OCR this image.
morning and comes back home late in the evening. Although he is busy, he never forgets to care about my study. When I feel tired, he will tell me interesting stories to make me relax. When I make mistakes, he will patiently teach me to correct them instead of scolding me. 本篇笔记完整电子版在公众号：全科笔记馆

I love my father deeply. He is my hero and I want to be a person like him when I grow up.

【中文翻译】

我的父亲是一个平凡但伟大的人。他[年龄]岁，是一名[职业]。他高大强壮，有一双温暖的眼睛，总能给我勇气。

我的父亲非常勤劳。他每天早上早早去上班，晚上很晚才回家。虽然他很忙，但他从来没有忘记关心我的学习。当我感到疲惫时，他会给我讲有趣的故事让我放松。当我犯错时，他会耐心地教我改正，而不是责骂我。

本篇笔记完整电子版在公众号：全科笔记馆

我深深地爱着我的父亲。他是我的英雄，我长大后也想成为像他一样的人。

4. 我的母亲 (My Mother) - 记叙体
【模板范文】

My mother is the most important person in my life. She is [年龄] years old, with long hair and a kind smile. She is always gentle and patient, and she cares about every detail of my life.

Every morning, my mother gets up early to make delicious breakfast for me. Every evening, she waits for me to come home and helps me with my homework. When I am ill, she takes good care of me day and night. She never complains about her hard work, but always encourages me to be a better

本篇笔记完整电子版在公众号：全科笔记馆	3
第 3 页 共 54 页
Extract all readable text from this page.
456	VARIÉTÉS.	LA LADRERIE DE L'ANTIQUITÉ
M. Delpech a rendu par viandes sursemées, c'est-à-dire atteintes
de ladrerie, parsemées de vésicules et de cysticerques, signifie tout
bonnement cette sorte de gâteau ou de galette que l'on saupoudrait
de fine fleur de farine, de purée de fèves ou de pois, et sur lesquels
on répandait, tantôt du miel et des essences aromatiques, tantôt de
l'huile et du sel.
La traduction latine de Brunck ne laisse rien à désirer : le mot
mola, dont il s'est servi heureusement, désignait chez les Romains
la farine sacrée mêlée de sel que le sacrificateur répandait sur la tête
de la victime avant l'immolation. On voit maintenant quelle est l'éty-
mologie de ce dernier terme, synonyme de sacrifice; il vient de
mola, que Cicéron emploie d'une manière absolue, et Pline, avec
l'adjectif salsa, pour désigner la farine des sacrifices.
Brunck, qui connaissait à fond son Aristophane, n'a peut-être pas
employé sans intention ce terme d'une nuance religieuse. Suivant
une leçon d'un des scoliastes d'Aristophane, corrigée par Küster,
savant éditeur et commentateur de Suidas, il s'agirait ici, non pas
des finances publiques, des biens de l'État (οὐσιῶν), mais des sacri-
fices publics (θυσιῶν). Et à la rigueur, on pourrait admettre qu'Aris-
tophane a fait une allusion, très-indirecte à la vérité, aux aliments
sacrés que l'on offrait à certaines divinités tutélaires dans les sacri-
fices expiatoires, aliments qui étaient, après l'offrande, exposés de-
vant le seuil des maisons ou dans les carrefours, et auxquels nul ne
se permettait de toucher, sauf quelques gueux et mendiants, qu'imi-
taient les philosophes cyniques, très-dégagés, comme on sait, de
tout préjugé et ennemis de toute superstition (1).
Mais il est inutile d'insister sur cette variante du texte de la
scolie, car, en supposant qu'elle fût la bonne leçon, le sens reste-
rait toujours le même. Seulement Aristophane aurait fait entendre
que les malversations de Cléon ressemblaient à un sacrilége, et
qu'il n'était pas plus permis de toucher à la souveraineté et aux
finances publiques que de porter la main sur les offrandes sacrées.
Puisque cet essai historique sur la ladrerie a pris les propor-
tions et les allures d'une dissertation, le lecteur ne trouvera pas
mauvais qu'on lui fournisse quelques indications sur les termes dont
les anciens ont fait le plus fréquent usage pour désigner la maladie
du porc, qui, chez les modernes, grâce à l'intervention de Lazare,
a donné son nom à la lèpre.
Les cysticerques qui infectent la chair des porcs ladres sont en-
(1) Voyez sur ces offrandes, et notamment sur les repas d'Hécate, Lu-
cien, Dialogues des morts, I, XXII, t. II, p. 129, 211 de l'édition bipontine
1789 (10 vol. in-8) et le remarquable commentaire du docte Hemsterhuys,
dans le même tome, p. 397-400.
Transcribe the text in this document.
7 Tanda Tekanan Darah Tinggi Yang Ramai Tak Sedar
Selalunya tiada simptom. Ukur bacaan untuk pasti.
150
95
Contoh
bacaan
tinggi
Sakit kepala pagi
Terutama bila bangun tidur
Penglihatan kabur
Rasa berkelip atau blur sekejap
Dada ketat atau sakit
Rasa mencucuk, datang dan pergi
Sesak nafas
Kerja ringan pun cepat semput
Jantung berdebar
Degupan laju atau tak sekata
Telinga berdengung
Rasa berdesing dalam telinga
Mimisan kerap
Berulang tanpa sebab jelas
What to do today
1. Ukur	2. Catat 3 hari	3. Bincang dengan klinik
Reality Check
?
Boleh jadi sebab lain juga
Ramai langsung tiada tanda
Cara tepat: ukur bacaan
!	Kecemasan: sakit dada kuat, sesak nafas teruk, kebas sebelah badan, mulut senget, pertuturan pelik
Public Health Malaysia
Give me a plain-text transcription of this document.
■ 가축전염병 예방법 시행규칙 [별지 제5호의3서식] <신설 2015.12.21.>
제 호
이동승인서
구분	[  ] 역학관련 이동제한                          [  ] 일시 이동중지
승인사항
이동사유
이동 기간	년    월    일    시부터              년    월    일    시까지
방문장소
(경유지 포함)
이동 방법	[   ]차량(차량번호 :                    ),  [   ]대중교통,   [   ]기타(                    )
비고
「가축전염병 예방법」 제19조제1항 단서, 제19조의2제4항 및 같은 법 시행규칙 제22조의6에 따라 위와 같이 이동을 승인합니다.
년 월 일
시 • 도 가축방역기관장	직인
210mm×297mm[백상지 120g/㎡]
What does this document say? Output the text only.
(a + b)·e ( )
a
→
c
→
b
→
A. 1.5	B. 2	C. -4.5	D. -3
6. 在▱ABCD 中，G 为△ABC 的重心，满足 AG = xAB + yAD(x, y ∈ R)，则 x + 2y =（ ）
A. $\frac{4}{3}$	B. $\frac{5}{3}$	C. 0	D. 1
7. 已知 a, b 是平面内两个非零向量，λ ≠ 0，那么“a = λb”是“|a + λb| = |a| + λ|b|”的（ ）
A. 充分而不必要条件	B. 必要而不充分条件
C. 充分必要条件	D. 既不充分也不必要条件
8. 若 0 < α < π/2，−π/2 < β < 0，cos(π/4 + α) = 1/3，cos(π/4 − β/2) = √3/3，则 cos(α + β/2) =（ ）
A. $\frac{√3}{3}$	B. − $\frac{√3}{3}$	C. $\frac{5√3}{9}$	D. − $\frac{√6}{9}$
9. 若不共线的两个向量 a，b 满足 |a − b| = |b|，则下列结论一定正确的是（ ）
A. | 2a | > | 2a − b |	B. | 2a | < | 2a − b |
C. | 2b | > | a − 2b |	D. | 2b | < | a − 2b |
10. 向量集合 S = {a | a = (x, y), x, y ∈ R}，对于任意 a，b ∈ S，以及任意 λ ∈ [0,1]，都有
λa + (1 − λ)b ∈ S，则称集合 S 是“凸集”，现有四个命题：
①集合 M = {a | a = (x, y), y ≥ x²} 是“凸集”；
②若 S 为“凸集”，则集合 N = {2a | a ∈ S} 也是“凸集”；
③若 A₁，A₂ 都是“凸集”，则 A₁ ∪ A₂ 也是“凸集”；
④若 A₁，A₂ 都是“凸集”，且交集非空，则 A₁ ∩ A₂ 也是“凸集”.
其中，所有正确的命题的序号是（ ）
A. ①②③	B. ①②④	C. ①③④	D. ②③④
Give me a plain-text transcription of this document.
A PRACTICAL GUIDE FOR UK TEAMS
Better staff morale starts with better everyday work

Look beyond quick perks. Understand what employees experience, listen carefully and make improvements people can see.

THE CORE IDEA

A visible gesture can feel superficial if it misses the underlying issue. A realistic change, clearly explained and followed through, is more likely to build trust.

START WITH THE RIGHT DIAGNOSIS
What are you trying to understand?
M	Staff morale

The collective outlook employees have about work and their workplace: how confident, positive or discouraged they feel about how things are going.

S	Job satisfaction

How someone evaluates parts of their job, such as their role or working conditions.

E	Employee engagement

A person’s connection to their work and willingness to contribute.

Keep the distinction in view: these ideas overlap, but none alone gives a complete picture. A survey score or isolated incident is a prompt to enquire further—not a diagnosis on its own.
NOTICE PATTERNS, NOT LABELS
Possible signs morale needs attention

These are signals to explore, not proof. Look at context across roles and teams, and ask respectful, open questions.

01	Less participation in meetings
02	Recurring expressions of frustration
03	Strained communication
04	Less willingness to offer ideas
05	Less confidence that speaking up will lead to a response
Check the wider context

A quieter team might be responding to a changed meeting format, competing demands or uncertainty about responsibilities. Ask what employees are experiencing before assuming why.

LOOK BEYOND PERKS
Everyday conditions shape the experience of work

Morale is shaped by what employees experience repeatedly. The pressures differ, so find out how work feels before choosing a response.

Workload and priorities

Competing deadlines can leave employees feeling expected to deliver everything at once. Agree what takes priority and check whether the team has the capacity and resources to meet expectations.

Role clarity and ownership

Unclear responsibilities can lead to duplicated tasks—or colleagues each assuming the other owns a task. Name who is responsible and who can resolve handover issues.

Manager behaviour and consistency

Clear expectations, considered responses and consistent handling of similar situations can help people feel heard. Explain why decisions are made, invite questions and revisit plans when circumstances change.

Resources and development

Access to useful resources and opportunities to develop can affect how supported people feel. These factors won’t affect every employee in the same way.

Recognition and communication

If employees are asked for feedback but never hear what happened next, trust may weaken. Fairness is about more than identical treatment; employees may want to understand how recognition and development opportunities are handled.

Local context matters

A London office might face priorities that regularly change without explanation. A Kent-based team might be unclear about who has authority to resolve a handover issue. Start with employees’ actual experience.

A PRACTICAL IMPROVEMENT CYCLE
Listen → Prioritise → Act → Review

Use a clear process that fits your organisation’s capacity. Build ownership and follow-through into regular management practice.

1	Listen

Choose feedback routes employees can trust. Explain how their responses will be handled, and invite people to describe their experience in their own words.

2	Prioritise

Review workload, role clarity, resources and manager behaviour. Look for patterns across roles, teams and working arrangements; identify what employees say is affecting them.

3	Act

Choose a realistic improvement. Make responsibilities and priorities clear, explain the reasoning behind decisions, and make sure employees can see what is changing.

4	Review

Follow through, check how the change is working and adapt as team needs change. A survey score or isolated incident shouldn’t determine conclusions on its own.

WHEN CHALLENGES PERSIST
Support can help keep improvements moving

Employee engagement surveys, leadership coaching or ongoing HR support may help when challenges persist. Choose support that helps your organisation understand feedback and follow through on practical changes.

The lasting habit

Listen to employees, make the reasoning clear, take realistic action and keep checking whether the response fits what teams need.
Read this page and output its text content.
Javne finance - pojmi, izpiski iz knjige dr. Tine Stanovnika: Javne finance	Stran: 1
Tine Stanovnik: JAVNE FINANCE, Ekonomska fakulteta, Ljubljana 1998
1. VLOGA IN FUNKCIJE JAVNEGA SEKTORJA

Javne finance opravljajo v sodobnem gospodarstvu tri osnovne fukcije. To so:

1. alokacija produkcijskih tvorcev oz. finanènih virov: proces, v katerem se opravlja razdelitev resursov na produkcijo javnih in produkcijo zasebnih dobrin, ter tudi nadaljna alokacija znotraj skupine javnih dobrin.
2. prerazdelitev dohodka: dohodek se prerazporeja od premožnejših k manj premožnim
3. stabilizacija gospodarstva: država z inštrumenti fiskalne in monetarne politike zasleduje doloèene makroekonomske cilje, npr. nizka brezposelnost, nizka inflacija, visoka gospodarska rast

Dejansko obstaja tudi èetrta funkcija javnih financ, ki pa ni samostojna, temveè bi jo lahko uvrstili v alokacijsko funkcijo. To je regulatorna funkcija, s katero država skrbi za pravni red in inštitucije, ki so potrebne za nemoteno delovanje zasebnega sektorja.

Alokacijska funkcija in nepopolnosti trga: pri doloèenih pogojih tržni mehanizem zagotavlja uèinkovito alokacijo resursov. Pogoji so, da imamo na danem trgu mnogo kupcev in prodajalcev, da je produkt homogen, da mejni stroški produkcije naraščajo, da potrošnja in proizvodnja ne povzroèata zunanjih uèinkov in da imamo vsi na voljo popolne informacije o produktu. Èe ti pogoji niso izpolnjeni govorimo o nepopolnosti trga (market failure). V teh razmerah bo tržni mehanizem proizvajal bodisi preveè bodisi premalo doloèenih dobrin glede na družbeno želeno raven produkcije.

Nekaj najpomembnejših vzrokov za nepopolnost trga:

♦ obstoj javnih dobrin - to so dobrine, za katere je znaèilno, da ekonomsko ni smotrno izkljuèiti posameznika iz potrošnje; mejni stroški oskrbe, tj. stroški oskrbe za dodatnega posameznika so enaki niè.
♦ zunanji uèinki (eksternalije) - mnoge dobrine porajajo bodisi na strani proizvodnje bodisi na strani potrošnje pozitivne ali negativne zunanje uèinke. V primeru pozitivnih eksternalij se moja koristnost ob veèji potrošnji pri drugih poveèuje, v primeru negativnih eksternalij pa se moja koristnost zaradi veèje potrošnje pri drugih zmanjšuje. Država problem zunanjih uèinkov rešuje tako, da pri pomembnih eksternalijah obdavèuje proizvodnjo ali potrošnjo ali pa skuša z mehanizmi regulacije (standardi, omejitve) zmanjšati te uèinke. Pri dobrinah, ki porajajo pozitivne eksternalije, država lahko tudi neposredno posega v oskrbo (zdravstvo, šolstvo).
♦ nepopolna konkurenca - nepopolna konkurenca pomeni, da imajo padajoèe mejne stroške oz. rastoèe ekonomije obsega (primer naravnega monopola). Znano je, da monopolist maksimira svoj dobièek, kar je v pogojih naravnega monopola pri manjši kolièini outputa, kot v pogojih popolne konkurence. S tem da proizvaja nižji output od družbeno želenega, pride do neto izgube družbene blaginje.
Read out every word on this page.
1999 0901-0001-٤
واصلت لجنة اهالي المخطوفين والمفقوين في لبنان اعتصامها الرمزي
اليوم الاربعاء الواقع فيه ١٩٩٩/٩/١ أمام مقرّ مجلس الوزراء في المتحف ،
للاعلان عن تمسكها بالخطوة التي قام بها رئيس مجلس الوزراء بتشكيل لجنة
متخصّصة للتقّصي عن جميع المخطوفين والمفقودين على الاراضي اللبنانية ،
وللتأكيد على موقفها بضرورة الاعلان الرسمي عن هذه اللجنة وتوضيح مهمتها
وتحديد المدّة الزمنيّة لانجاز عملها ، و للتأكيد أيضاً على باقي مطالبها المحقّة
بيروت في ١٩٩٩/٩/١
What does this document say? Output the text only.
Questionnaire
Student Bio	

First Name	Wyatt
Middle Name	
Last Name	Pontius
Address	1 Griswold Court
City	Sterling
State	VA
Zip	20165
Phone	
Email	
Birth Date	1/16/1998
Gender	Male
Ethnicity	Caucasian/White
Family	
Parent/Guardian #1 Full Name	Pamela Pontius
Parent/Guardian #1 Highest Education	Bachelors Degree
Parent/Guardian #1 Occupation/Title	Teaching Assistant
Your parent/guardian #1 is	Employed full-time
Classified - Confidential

What you have to do =
From the listing above, pick out every line containing "Review".

Solution to this task =
Listen → Prioritise → Act → Review
Review workload, role clarity, resources and manager behaviour. Look for patterns across roles, teams and working arrangements; identify what employees say is affecting them.
4	Review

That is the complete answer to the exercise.